>> start Dataset entries

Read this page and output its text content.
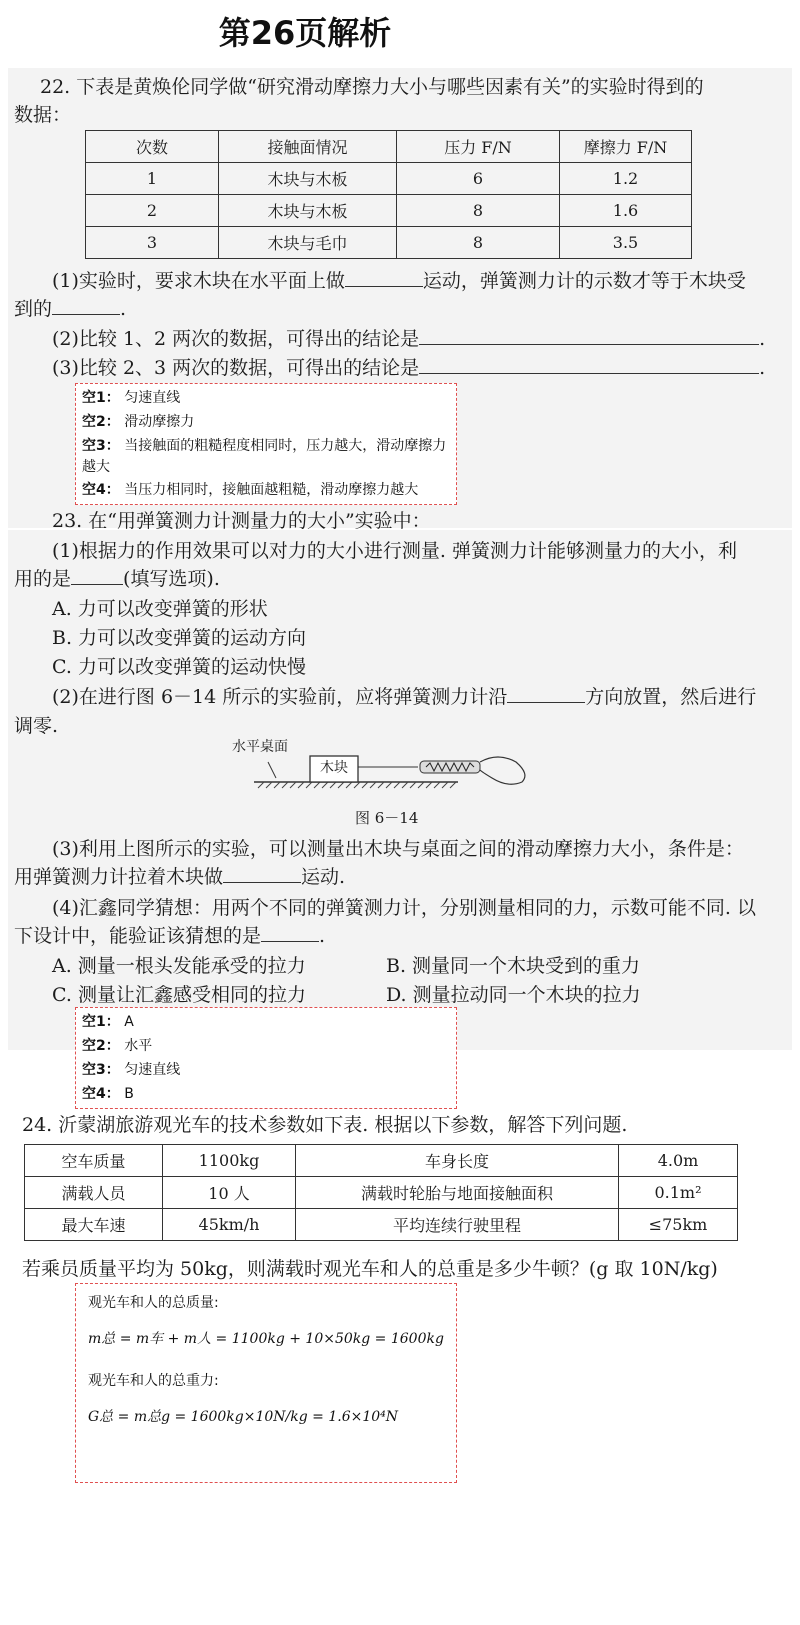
第26页解析
22. 下表是黄焕伦同学做“研究滑动摩擦力大小与哪些因素有关”的实验时得到的
数据：
次数	接触面情况	压力 F/N	摩擦力 F/N
1	木块与木板	6	1.2
2	木块与木板	8	1.6
3	木块与毛巾	8	3.5
(1)实验时，要求木块在水平面上做	运动，弹簧测力计的示数才等于木块受
到的	.
(2)比较 1、2 两次的数据，可得出的结论是	.
(3)比较 2、3 两次的数据，可得出的结论是	.
空1： 匀速直线
空2： 滑动摩擦力
空3： 当接触面的粗糙程度相同时，压力越大，滑动摩擦力越大
空4： 当压力相同时，接触面越粗糙，滑动摩擦力越大
23. 在“用弹簧测力计测量力的大小”实验中：
(1)根据力的作用效果可以对力的大小进行测量. 弹簧测力计能够测量力的大小，利
用的是	(填写选项).
A. 力可以改变弹簧的形状
B. 力可以改变弹簧的运动方向
C. 力可以改变弹簧的运动快慢
(2)在进行图 6－14 所示的实验前，应将弹簧测力计沿	方向放置，然后进行
调零.
水平桌面
木块
图 6－14
(3)利用上图所示的实验，可以测量出木块与桌面之间的滑动摩擦力大小，条件是：
用弹簧测力计拉着木块做	运动.
(4)汇鑫同学猜想：用两个不同的弹簧测力计，分别测量相同的力，示数可能不同. 以
下设计中，能验证该猜想的是	.
A. 测量一根头发能承受的拉力	B. 测量同一个木块受到的重力
C. 测量让汇鑫感受相同的拉力	D. 测量拉动同一个木块的拉力
空1： A
空2： 水平
空3： 匀速直线
空4： B
24. 沂蒙湖旅游观光车的技术参数如下表. 根据以下参数，解答下列问题.
空车质量	1100kg	车身长度	4.0m
满载人员	10 人	满载时轮胎与地面接触面积	0.1m²
最大车速	45km/h	平均连续行驶里程	≤75km
若乘员质量平均为 50kg，则满载时观光车和人的总重是多少牛顿？(g 取 10N/kg)
观光车和人的总质量:
m总 = m车 + m人 = 1100kg + 10×50kg = 1600kg
观光车和人的总重力:
G总 = m总g = 1600kg×10N/kg = 1.6×10⁴N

>> end Dataset entries

Task brief:
Repeat the records in full, exactly as they appear, without the pictures.

Correct response:
Read this page and output its text content.
第26页解析
22. 下表是黄焕伦同学做“研究滑动摩擦力大小与哪些因素有关”的实验时得到的
数据：
次数	接触面情况	压力 F/N	摩擦力 F/N
1	木块与木板	6	1.2
2	木块与木板	8	1.6
3	木块与毛巾	8	3.5
(1)实验时，要求木块在水平面上做	运动，弹簧测力计的示数才等于木块受
到的	.
(2)比较 1、2 两次的数据，可得出的结论是	.
(3)比较 2、3 两次的数据，可得出的结论是	.
空1： 匀速直线
空2： 滑动摩擦力
空3： 当接触面的粗糙程度相同时，压力越大，滑动摩擦力越大
空4： 当压力相同时，接触面越粗糙，滑动摩擦力越大
23. 在“用弹簧测力计测量力的大小”实验中：
(1)根据力的作用效果可以对力的大小进行测量. 弹簧测力计能够测量力的大小，利
用的是	(填写选项).
A. 力可以改变弹簧的形状
B. 力可以改变弹簧的运动方向
C. 力可以改变弹簧的运动快慢
(2)在进行图 6－14 所示的实验前，应将弹簧测力计沿	方向放置，然后进行
调零.
水平桌面
木块
图 6－14
(3)利用上图所示的实验，可以测量出木块与桌面之间的滑动摩擦力大小，条件是：
用弹簧测力计拉着木块做	运动.
(4)汇鑫同学猜想：用两个不同的弹簧测力计，分别测量相同的力，示数可能不同. 以
下设计中，能验证该猜想的是	.
A. 测量一根头发能承受的拉力	B. 测量同一个木块受到的重力
C. 测量让汇鑫感受相同的拉力	D. 测量拉动同一个木块的拉力
空1： A
空2： 水平
空3： 匀速直线
空4： B
24. 沂蒙湖旅游观光车的技术参数如下表. 根据以下参数，解答下列问题.
空车质量	1100kg	车身长度	4.0m
满载人员	10 人	满载时轮胎与地面接触面积	0.1m²
最大车速	45km/h	平均连续行驶里程	≤75km
若乘员质量平均为 50kg，则满载时观光车和人的总重是多少牛顿？(g 取 10N/kg)
观光车和人的总质量:
m总 = m车 + m人 = 1100kg + 10×50kg = 1600kg
观光车和人的总重力:
G总 = m总g = 1600kg×10N/kg = 1.6×10⁴N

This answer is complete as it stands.